Rows excerpted from a collection:
--- begin ---
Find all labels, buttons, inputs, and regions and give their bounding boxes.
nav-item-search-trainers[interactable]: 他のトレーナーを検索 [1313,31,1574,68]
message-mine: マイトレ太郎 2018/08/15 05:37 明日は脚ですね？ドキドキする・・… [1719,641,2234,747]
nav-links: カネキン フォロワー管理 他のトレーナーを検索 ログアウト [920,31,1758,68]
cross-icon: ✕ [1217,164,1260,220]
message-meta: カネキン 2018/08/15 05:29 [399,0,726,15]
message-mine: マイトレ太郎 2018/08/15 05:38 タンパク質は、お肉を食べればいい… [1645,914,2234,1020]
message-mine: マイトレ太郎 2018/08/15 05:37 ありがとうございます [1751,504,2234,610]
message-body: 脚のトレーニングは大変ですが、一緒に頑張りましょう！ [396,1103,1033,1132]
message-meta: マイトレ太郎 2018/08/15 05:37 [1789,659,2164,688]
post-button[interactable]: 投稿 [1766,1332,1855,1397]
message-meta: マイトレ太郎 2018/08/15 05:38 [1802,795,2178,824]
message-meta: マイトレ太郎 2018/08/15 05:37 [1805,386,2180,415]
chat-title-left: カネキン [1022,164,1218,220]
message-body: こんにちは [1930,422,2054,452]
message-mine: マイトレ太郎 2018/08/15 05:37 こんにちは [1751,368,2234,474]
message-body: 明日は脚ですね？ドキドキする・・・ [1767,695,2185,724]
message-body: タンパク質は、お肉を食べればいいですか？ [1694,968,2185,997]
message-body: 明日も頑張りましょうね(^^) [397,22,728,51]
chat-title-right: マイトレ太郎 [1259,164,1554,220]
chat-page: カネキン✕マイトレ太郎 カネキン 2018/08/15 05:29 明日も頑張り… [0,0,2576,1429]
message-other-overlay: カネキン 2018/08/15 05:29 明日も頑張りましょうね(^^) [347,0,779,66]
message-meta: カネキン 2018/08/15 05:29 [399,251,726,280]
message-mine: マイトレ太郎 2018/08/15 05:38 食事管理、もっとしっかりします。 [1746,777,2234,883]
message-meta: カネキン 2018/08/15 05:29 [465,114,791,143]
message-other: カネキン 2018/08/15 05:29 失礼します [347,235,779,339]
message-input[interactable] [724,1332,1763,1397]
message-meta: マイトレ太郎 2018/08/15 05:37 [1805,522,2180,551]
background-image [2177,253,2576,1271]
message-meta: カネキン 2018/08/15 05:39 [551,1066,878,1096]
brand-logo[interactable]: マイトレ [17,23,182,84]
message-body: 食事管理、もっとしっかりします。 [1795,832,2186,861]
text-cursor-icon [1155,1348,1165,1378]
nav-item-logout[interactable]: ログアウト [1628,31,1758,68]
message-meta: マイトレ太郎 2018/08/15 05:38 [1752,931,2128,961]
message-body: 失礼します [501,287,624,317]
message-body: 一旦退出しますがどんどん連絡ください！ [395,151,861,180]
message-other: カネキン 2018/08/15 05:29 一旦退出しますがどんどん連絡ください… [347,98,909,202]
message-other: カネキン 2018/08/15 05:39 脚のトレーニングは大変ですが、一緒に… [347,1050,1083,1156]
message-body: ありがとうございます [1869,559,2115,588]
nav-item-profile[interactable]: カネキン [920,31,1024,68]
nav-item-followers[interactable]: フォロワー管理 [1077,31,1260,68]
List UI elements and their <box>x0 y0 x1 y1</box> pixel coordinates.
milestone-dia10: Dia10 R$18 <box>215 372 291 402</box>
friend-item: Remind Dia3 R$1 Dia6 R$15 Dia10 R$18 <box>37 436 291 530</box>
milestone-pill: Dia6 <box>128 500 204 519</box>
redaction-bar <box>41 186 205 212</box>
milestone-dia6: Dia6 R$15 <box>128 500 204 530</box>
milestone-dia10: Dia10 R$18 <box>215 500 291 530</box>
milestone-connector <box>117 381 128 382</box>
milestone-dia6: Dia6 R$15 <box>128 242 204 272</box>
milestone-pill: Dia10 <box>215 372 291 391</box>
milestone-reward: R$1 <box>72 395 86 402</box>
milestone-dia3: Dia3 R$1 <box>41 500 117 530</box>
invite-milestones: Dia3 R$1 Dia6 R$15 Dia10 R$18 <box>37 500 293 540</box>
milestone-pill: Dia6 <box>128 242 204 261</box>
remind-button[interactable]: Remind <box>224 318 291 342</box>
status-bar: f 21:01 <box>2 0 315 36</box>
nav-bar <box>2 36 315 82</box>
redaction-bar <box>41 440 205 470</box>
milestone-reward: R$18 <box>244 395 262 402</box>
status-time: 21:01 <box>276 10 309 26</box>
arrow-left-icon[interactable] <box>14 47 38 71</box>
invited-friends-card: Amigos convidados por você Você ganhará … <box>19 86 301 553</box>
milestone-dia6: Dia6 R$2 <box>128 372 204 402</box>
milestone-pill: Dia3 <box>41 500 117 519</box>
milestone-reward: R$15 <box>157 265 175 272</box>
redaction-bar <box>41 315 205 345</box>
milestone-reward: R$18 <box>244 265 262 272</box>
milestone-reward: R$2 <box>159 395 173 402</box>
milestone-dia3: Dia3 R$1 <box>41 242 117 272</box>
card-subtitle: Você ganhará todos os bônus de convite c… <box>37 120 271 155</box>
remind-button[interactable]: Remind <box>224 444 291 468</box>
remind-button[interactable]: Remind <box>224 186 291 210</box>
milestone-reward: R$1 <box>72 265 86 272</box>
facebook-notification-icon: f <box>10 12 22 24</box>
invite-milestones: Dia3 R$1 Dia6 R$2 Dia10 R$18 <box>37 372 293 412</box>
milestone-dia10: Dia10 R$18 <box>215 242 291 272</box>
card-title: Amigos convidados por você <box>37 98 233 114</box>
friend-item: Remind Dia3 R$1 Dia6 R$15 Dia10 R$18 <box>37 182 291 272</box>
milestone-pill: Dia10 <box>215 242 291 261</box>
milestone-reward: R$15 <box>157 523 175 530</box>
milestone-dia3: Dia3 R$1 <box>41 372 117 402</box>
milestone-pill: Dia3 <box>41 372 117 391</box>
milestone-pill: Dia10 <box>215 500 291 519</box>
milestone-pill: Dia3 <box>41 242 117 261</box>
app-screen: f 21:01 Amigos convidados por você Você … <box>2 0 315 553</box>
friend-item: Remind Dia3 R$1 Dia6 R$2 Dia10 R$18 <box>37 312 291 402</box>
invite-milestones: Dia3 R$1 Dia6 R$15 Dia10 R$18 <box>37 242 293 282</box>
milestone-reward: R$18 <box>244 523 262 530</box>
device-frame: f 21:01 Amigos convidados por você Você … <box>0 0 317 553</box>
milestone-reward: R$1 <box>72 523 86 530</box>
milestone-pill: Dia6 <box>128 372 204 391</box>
--- end ---
[Short exercise]: Reproduce verbatim every row above, from the first one down to the row containing "message-body: ありがとうございます [1869,559,2115,588]", with both ends included.

[The answer]:
Find all labels, buttons, inputs, and regions and give their bounding boxes.
nav-item-search-trainers[interactable]: 他のトレーナーを検索 [1313,31,1574,68]
message-mine: マイトレ太郎 2018/08/15 05:37 明日は脚ですね？ドキドキする・・… [1719,641,2234,747]
nav-links: カネキン フォロワー管理 他のトレーナーを検索 ログアウト [920,31,1758,68]
cross-icon: ✕ [1217,164,1260,220]
message-meta: カネキン 2018/08/15 05:29 [399,0,726,15]
message-mine: マイトレ太郎 2018/08/15 05:38 タンパク質は、お肉を食べればいい… [1645,914,2234,1020]
message-mine: マイトレ太郎 2018/08/15 05:37 ありがとうございます [1751,504,2234,610]
message-body: 脚のトレーニングは大変ですが、一緒に頑張りましょう！ [396,1103,1033,1132]
message-meta: マイトレ太郎 2018/08/15 05:37 [1789,659,2164,688]
post-button[interactable]: 投稿 [1766,1332,1855,1397]
message-meta: マイトレ太郎 2018/08/15 05:38 [1802,795,2178,824]
message-meta: マイトレ太郎 2018/08/15 05:37 [1805,386,2180,415]
chat-title-left: カネキン [1022,164,1218,220]
message-body: こんにちは [1930,422,2054,452]
message-mine: マイトレ太郎 2018/08/15 05:37 こんにちは [1751,368,2234,474]
message-body: 明日は脚ですね？ドキドキする・・・ [1767,695,2185,724]
message-body: タンパク質は、お肉を食べればいいですか？ [1694,968,2185,997]
message-body: 明日も頑張りましょうね(^^) [397,22,728,51]
chat-title-right: マイトレ太郎 [1259,164,1554,220]
chat-page: カネキン✕マイトレ太郎 カネキン 2018/08/15 05:29 明日も頑張り… [0,0,2576,1429]
message-other-overlay: カネキン 2018/08/15 05:29 明日も頑張りましょうね(^^) [347,0,779,66]
message-meta: カネキン 2018/08/15 05:29 [399,251,726,280]
message-mine: マイトレ太郎 2018/08/15 05:38 食事管理、もっとしっかりします。 [1746,777,2234,883]
message-meta: カネキン 2018/08/15 05:29 [465,114,791,143]
message-other: カネキン 2018/08/15 05:29 失礼します [347,235,779,339]
message-input[interactable] [724,1332,1763,1397]
message-meta: マイトレ太郎 2018/08/15 05:37 [1805,522,2180,551]
background-image [2177,253,2576,1271]
message-meta: カネキン 2018/08/15 05:39 [551,1066,878,1096]
brand-logo[interactable]: マイトレ [17,23,182,84]
message-body: 食事管理、もっとしっかりします。 [1795,832,2186,861]
text-cursor-icon [1155,1348,1165,1378]
nav-item-logout[interactable]: ログアウト [1628,31,1758,68]
message-meta: マイトレ太郎 2018/08/15 05:38 [1752,931,2128,961]
message-body: 失礼します [501,287,624,317]
message-body: 一旦退出しますがどんどん連絡ください！ [395,151,861,180]
message-other: カネキン 2018/08/15 05:29 一旦退出しますがどんどん連絡ください… [347,98,909,202]
message-other: カネキン 2018/08/15 05:39 脚のトレーニングは大変ですが、一緒に… [347,1050,1083,1156]
message-body: ありがとうございます [1869,559,2115,588]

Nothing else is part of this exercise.